**What you are asked to do:** Where a line contains the word "PRECT", copy that line.

**Materials provided:**
⁂

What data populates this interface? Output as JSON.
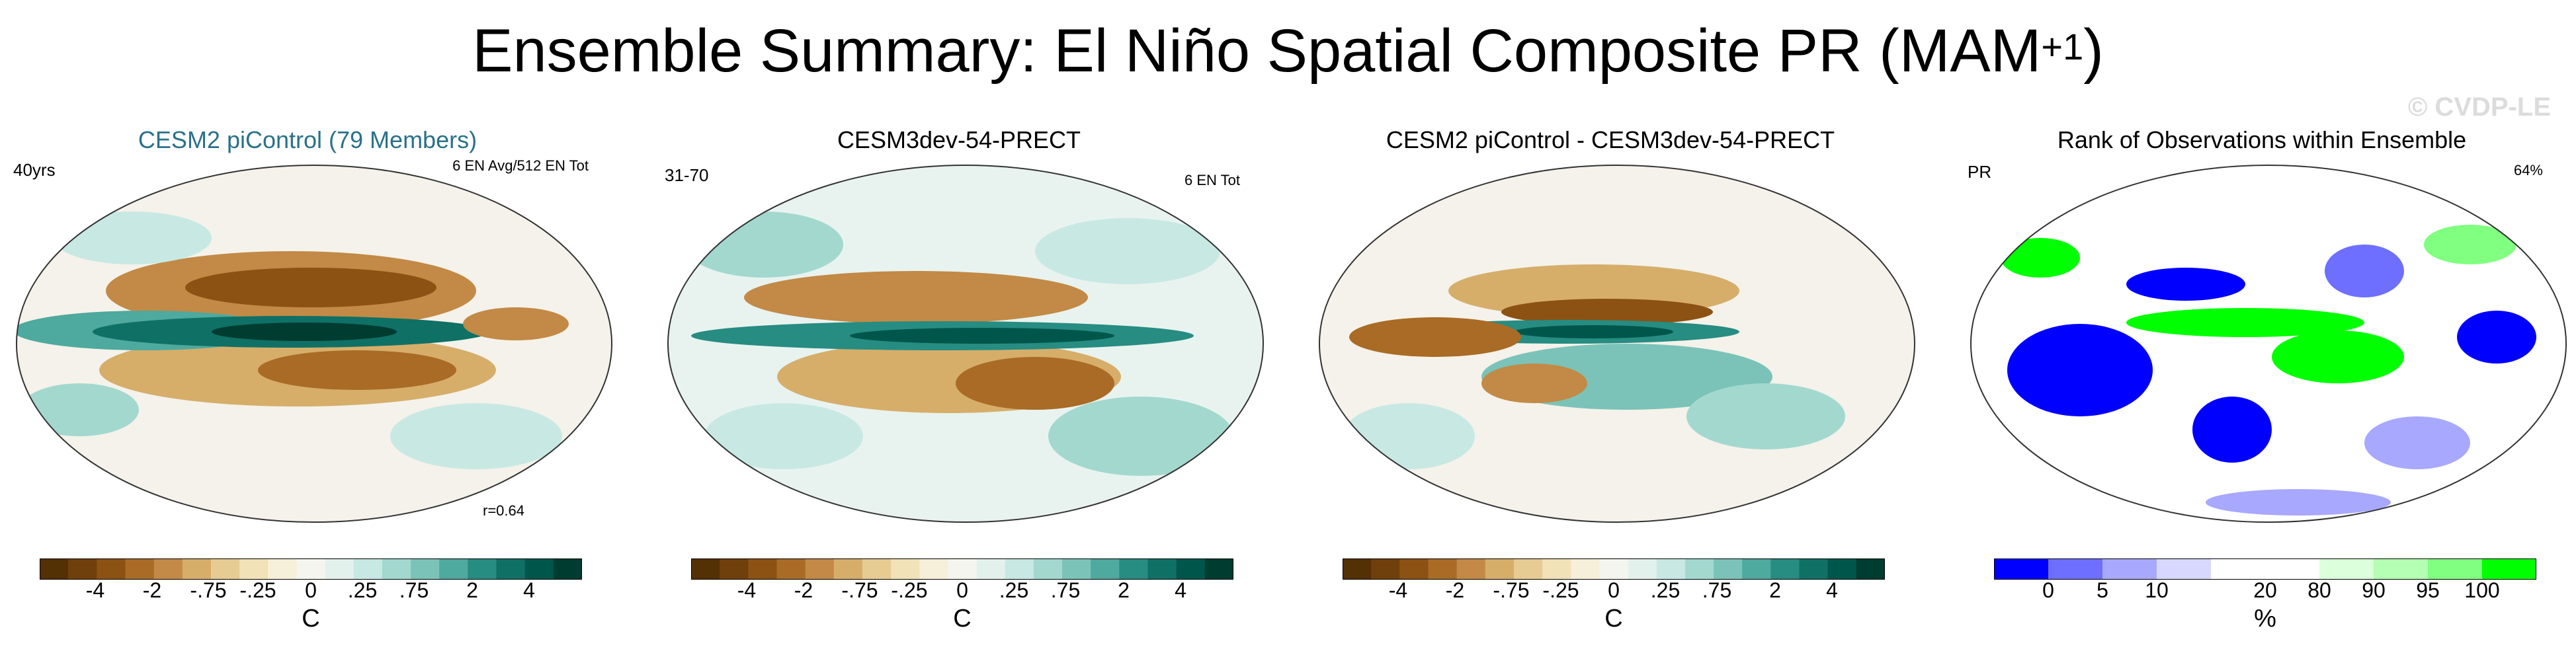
{
  "title": {
    "main": "Ensemble Summary: El Niño Spatial Composite PR (MAM",
    "sup": "+1",
    "close": ")"
  },
  "watermark": "© CVDP-LE",
  "panels": [
    {
      "title": "CESM2 piControl (79 Members)",
      "title_color": "#2a7189",
      "left": "40yrs",
      "right": "6 EN Avg/512 EN Tot",
      "r": "r=0.64",
      "unit": "C",
      "ticks": [
        "-4",
        "-2",
        "-.75",
        "-.25",
        "0",
        ".25",
        ".75",
        "2",
        "4"
      ]
    },
    {
      "title": "CESM3dev-54-PRECT",
      "title_color": "#000000",
      "left": "31-70",
      "right": "6 EN Tot",
      "r": "",
      "unit": "C",
      "ticks": [
        "-4",
        "-2",
        "-.75",
        "-.25",
        "0",
        ".25",
        ".75",
        "2",
        "4"
      ]
    },
    {
      "title": "CESM2 piControl - CESM3dev-54-PRECT",
      "title_color": "#000000",
      "left": "",
      "right": "",
      "r": "",
      "unit": "C",
      "ticks": [
        "-4",
        "-2",
        "-.75",
        "-.25",
        "0",
        ".25",
        ".75",
        "2",
        "4"
      ]
    },
    {
      "title": "Rank of Observations within Ensemble",
      "title_color": "#000000",
      "left": "PR",
      "right": "64%",
      "r": "",
      "unit": "%",
      "ticks": [
        "0",
        "5",
        "10",
        "20",
        "80",
        "90",
        "95",
        "100"
      ]
    }
  ],
  "colorbars": {
    "diverging": [
      "#543005",
      "#70400c",
      "#8c5213",
      "#a96b25",
      "#c28a46",
      "#d6ae6a",
      "#e6cb93",
      "#f1e2b8",
      "#f6efd9",
      "#f5f5f0",
      "#e3f1ed",
      "#c8e8e3",
      "#a3d8cf",
      "#7bc3b8",
      "#4ea99e",
      "#278c82",
      "#0f7066",
      "#01564b",
      "#003c30"
    ],
    "rank": [
      "#0000ff",
      "#6e6eff",
      "#a8a8ff",
      "#d8d8ff",
      "#ffffff",
      "#ffffff",
      "#dcffdc",
      "#b4ffb4",
      "#80ff80",
      "#00ff00"
    ]
  },
  "map_colors": {
    "ocean": "#f5f5f0",
    "land_line": "#555555"
  }
}
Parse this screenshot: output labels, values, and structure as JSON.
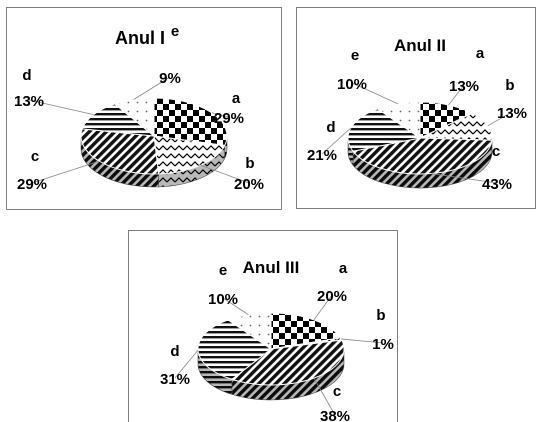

⁂

**Solution for this task:**
      "title": "CESM3dev-54-PRECT",
      "title": "CESM2 piControl - CESM3dev-54-PRECT",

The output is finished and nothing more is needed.